THE TASK:
Write out the whole listing word for word.

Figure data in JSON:
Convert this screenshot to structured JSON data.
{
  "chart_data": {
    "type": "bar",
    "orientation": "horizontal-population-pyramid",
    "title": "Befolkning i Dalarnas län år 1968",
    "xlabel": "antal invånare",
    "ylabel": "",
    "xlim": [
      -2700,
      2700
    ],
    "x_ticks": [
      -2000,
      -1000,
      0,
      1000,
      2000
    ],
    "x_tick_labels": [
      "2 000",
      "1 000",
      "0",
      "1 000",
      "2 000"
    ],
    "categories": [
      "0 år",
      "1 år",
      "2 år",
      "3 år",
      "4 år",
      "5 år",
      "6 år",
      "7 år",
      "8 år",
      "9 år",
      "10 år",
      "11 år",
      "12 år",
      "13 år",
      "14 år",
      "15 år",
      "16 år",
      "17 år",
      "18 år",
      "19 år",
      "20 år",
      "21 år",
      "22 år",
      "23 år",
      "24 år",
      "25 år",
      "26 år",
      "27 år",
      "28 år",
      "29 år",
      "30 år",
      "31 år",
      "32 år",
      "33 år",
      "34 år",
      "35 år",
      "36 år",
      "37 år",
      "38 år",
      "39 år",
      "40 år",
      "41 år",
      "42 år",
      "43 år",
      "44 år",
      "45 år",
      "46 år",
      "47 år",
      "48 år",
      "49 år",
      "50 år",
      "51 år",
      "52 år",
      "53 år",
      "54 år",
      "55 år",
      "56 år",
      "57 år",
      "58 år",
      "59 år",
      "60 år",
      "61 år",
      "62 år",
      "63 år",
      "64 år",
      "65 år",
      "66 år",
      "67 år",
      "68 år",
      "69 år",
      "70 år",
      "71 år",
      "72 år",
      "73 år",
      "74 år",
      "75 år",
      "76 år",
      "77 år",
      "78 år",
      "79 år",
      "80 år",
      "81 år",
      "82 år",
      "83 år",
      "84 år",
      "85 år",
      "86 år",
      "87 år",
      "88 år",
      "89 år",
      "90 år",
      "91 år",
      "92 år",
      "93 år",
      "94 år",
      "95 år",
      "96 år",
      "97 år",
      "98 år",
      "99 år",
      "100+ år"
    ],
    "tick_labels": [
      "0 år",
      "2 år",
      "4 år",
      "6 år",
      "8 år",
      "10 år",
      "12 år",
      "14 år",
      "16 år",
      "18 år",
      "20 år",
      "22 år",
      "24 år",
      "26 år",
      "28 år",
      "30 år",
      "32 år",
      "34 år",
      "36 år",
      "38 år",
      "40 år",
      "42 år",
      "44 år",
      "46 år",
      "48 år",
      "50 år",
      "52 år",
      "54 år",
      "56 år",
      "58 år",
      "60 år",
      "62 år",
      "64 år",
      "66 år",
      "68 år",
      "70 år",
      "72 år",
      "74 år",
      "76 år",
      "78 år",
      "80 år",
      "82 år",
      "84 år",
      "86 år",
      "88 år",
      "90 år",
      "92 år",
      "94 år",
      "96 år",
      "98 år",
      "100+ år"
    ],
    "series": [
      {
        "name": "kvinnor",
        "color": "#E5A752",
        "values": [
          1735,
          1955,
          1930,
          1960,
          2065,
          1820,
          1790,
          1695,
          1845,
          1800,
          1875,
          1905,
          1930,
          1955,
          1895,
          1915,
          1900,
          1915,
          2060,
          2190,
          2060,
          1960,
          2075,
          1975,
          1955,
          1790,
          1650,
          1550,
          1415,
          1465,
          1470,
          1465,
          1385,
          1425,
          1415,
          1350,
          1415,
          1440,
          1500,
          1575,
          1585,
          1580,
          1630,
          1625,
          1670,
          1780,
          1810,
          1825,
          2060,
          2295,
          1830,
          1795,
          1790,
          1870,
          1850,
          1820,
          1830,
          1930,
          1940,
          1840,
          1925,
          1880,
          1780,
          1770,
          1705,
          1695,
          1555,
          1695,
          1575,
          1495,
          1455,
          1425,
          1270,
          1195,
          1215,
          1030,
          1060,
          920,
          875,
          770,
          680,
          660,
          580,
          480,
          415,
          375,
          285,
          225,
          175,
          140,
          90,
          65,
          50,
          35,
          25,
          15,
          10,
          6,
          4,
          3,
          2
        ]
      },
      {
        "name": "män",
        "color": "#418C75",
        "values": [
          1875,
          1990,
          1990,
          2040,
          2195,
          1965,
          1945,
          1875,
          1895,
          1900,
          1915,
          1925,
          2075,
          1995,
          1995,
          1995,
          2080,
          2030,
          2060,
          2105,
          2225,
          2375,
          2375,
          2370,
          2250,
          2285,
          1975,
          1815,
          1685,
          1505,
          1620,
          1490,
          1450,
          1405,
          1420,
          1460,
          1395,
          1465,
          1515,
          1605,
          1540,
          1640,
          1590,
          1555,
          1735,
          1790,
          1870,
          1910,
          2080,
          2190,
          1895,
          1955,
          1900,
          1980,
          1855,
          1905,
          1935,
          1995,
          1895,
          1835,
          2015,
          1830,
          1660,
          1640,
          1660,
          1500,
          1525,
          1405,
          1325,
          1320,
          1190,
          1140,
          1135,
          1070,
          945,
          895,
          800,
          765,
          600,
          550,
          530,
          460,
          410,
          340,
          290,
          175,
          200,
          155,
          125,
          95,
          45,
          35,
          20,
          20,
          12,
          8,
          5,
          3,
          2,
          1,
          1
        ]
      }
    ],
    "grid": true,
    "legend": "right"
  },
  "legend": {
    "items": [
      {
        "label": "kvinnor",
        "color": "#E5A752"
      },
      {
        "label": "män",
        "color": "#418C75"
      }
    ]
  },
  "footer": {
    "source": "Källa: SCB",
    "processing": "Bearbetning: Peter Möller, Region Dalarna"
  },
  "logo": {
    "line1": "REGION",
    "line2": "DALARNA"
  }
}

SOLVED PROBLEM:
Convert this screenshot to structured JSON data.
{
  "chart_data": {
    "type": "bar",
    "orientation": "horizontal-population-pyramid",
    "title": "Befolkning i Dalarnas län år 1968",
    "xlabel": "antal invånare",
    "ylabel": "",
    "xlim": [
      -2700,
      2700
    ],
    "x_ticks": [
      -2000,
      -1000,
      0,
      1000,
      2000
    ],
    "x_tick_labels": [
      "2 000",
      "1 000",
      "0",
      "1 000",
      "2 000"
    ],
    "categories": [
      "0 år",
      "1 år",
      "2 år",
      "3 år",
      "4 år",
      "5 år",
      "6 år",
      "7 år",
      "8 år",
      "9 år",
      "10 år",
      "11 år",
      "12 år",
      "13 år",
      "14 år",
      "15 år",
      "16 år",
      "17 år",
      "18 år",
      "19 år",
      "20 år",
      "21 år",
      "22 år",
      "23 år",
      "24 år",
      "25 år",
      "26 år",
      "27 år",
      "28 år",
      "29 år",
      "30 år",
      "31 år",
      "32 år",
      "33 år",
      "34 år",
      "35 år",
      "36 år",
      "37 år",
      "38 år",
      "39 år",
      "40 år",
      "41 år",
      "42 år",
      "43 år",
      "44 år",
      "45 år",
      "46 år",
      "47 år",
      "48 år",
      "49 år",
      "50 år",
      "51 år",
      "52 år",
      "53 år",
      "54 år",
      "55 år",
      "56 år",
      "57 år",
      "58 år",
      "59 år",
      "60 år",
      "61 år",
      "62 år",
      "63 år",
      "64 år",
      "65 år",
      "66 år",
      "67 år",
      "68 år",
      "69 år",
      "70 år",
      "71 år",
      "72 år",
      "73 år",
      "74 år",
      "75 år",
      "76 år",
      "77 år",
      "78 år",
      "79 år",
      "80 år",
      "81 år",
      "82 år",
      "83 år",
      "84 år",
      "85 år",
      "86 år",
      "87 år",
      "88 år",
      "89 år",
      "90 år",
      "91 år",
      "92 år",
      "93 år",
      "94 år",
      "95 år",
      "96 år",
      "97 år",
      "98 år",
      "99 år",
      "100+ år"
    ],
    "tick_labels": [
      "0 år",
      "2 år",
      "4 år",
      "6 år",
      "8 år",
      "10 år",
      "12 år",
      "14 år",
      "16 år",
      "18 år",
      "20 år",
      "22 år",
      "24 år",
      "26 år",
      "28 år",
      "30 år",
      "32 år",
      "34 år",
      "36 år",
      "38 år",
      "40 år",
      "42 år",
      "44 år",
      "46 år",
      "48 år",
      "50 år",
      "52 år",
      "54 år",
      "56 år",
      "58 år",
      "60 år",
      "62 år",
      "64 år",
      "66 år",
      "68 år",
      "70 år",
      "72 år",
      "74 år",
      "76 år",
      "78 år",
      "80 år",
      "82 år",
      "84 år",
      "86 år",
      "88 år",
      "90 år",
      "92 år",
      "94 år",
      "96 år",
      "98 år",
      "100+ år"
    ],
    "series": [
      {
        "name": "kvinnor",
        "color": "#E5A752",
        "values": [
          1735,
          1955,
          1930,
          1960,
          2065,
          1820,
          1790,
          1695,
          1845,
          1800,
          1875,
          1905,
          1930,
          1955,
          1895,
          1915,
          1900,
          1915,
          2060,
          2190,
          2060,
          1960,
          2075,
          1975,
          1955,
          1790,
          1650,
          1550,
          1415,
          1465,
          1470,
          1465,
          1385,
          1425,
          1415,
          1350,
          1415,
          1440,
          1500,
          1575,
          1585,
          1580,
          1630,
          1625,
          1670,
          1780,
          1810,
          1825,
          2060,
          2295,
          1830,
          1795,
          1790,
          1870,
          1850,
          1820,
          1830,
          1930,
          1940,
          1840,
          1925,
          1880,
          1780,
          1770,
          1705,
          1695,
          1555,
          1695,
          1575,
          1495,
          1455,
          1425,
          1270,
          1195,
          1215,
          1030,
          1060,
          920,
          875,
          770,
          680,
          660,
          580,
          480,
          415,
          375,
          285,
          225,
          175,
          140,
          90,
          65,
          50,
          35,
          25,
          15,
          10,
          6,
          4,
          3,
          2
        ]
      },
      {
        "name": "män",
        "color": "#418C75",
        "values": [
          1875,
          1990,
          1990,
          2040,
          2195,
          1965,
          1945,
          1875,
          1895,
          1900,
          1915,
          1925,
          2075,
          1995,
          1995,
          1995,
          2080,
          2030,
          2060,
          2105,
          2225,
          2375,
          2375,
          2370,
          2250,
          2285,
          1975,
          1815,
          1685,
          1505,
          1620,
          1490,
          1450,
          1405,
          1420,
          1460,
          1395,
          1465,
          1515,
          1605,
          1540,
          1640,
          1590,
          1555,
          1735,
          1790,
          1870,
          1910,
          2080,
          2190,
          1895,
          1955,
          1900,
          1980,
          1855,
          1905,
          1935,
          1995,
          1895,
          1835,
          2015,
          1830,
          1660,
          1640,
          1660,
          1500,
          1525,
          1405,
          1325,
          1320,
          1190,
          1140,
          1135,
          1070,
          945,
          895,
          800,
          765,
          600,
          550,
          530,
          460,
          410,
          340,
          290,
          175,
          200,
          155,
          125,
          95,
          45,
          35,
          20,
          20,
          12,
          8,
          5,
          3,
          2,
          1,
          1
        ]
      }
    ],
    "grid": true,
    "legend": "right"
  },
  "legend": {
    "items": [
      {
        "label": "kvinnor",
        "color": "#E5A752"
      },
      {
        "label": "män",
        "color": "#418C75"
      }
    ]
  },
  "footer": {
    "source": "Källa: SCB",
    "processing": "Bearbetning: Peter Möller, Region Dalarna"
  },
  "logo": {
    "line1": "REGION",
    "line2": "DALARNA"
  }
}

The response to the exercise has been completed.